## Supplied data

START

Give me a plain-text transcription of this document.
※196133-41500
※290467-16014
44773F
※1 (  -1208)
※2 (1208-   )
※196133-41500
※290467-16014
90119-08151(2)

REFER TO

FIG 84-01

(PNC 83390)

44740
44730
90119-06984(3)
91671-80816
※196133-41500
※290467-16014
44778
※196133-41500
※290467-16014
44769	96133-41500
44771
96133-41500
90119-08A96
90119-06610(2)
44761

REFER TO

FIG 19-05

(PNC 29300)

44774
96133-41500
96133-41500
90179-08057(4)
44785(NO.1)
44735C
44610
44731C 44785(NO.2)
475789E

END

## Written task
Write every line of the material above again, exactly.

## Solved exercise
Give me a plain-text transcription of this document.
※196133-41500
※290467-16014
44773F
※1 (  -1208)
※2 (1208-   )
※196133-41500
※290467-16014
90119-08151(2)

REFER TO

FIG 84-01

(PNC 83390)

44740
44730
90119-06984(3)
91671-80816
※196133-41500
※290467-16014
44778
※196133-41500
※290467-16014
44769	96133-41500
44771
96133-41500
90119-08A96
90119-06610(2)
44761

REFER TO

FIG 19-05

(PNC 29300)

44774
96133-41500
96133-41500
90179-08057(4)
44785(NO.1)
44735C
44610
44731C 44785(NO.2)
475789E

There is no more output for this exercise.